TASK STATEMENT: Give only the number of lines in the listing below where the string "What" occurs.

>> Start ITEMS

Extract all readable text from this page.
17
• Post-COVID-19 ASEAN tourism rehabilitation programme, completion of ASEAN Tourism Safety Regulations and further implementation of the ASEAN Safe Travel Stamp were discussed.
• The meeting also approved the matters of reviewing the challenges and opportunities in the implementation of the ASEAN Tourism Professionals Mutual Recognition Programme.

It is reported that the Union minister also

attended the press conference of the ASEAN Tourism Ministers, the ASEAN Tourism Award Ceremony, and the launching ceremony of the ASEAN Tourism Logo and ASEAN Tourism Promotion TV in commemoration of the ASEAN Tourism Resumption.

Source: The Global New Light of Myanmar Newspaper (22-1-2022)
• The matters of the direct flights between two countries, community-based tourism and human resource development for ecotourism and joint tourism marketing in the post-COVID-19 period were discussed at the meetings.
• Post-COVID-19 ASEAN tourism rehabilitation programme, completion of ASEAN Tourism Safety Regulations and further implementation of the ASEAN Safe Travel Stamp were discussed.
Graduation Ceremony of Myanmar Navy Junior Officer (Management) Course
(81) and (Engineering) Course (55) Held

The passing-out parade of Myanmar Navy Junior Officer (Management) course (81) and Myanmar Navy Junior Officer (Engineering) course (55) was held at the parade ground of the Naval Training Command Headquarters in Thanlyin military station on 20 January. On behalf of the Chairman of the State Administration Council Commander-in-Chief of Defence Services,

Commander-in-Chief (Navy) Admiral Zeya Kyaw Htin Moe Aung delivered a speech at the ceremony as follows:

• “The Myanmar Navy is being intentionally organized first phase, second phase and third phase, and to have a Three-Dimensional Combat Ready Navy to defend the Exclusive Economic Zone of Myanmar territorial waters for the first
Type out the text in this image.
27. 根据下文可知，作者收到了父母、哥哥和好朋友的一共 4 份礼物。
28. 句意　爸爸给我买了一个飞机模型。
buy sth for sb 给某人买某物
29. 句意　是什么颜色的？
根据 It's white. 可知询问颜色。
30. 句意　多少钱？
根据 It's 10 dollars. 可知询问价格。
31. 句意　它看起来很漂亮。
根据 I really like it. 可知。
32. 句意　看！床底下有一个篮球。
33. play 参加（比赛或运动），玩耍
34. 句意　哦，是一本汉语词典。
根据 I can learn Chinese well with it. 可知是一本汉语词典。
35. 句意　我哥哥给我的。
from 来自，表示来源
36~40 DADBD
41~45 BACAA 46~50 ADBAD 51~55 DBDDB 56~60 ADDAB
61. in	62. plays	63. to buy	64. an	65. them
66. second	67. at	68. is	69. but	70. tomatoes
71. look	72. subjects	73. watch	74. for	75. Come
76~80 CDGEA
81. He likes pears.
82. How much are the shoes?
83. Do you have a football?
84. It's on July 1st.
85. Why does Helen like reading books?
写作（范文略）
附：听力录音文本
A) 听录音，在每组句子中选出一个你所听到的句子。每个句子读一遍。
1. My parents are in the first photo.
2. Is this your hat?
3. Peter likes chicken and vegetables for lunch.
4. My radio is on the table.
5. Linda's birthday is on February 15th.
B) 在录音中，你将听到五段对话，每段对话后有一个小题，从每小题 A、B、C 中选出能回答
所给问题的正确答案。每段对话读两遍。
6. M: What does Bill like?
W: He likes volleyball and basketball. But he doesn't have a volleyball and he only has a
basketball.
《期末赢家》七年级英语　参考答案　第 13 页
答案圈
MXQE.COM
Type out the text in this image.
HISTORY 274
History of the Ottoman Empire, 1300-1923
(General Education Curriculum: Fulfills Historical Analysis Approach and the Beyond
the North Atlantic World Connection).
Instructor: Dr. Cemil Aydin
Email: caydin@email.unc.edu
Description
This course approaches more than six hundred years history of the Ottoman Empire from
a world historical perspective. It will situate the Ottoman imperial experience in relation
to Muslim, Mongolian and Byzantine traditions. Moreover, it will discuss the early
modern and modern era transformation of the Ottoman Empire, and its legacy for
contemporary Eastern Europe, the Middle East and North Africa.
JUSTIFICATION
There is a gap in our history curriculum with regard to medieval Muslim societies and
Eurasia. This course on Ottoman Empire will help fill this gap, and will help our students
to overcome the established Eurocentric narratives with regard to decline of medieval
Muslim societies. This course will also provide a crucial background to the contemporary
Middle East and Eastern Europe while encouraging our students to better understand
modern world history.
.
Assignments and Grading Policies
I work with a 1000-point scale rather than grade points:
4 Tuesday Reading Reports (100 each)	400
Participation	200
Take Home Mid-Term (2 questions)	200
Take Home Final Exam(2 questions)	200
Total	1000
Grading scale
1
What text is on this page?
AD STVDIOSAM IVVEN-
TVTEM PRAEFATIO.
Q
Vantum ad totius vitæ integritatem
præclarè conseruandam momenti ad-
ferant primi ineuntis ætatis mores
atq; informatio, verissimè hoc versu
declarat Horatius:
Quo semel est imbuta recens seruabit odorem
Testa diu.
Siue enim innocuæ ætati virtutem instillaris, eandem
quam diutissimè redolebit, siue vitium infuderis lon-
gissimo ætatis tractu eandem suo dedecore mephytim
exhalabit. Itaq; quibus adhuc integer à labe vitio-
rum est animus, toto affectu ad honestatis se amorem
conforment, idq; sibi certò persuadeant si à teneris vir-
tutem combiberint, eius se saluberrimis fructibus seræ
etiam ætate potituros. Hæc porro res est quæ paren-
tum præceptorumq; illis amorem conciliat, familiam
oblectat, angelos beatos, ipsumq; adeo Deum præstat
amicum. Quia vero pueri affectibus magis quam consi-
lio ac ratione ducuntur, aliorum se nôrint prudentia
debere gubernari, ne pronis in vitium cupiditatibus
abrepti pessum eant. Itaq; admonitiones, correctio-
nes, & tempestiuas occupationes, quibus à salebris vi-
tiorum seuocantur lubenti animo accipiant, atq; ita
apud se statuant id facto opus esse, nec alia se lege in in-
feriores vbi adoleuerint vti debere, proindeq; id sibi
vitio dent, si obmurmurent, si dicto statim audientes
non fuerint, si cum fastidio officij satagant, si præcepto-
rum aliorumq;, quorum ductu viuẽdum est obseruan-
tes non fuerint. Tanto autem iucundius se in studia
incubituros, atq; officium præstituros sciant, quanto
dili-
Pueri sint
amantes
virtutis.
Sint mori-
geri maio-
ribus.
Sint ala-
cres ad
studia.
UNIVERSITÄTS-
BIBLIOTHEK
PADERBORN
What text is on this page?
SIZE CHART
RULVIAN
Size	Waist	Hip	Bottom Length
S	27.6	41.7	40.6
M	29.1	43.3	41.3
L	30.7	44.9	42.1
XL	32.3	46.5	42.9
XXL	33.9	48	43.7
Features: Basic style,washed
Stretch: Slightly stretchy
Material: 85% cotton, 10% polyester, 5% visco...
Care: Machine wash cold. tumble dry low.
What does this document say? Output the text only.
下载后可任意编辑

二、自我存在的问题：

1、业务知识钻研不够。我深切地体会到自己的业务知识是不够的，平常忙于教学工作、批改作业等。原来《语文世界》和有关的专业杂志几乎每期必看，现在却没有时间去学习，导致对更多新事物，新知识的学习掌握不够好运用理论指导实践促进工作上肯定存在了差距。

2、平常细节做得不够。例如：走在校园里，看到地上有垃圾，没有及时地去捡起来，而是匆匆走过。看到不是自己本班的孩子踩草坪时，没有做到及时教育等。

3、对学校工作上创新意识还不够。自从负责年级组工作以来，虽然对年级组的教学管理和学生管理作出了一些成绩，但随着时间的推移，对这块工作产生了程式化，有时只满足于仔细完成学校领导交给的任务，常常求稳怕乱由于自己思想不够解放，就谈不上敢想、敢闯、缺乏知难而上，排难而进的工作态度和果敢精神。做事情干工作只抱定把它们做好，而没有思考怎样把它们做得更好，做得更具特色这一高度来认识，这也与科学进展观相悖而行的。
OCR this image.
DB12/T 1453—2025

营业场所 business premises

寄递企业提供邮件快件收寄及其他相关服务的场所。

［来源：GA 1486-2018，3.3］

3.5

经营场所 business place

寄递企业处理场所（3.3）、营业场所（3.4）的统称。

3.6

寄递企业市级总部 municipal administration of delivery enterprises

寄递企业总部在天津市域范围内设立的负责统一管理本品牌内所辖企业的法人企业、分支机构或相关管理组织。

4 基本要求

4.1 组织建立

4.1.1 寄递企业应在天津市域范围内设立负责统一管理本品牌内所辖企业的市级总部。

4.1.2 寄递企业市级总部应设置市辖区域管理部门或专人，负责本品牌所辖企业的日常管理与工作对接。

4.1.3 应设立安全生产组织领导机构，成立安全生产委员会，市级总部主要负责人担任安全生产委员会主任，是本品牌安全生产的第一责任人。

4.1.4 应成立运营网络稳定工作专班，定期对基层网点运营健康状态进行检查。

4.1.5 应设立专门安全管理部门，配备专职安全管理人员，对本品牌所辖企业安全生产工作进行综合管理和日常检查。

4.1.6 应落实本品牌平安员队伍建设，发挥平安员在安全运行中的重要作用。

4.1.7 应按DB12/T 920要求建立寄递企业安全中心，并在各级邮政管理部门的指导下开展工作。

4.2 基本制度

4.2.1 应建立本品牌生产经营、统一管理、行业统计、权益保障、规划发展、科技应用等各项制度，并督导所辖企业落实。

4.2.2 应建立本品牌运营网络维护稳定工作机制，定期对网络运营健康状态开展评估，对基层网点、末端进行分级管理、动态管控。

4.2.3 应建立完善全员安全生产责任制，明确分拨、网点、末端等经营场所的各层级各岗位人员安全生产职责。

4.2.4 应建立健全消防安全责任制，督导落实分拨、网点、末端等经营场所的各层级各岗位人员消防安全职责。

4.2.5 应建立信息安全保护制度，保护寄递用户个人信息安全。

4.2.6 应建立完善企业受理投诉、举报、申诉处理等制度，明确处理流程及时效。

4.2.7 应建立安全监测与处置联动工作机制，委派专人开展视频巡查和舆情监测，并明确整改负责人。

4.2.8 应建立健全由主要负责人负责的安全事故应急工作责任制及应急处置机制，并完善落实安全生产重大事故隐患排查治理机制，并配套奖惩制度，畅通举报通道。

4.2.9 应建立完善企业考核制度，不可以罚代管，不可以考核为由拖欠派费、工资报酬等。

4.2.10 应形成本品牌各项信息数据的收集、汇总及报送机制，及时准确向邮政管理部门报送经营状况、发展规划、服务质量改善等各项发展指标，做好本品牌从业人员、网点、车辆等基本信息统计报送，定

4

>> End ITEMS

FINISHED ANSWER: 4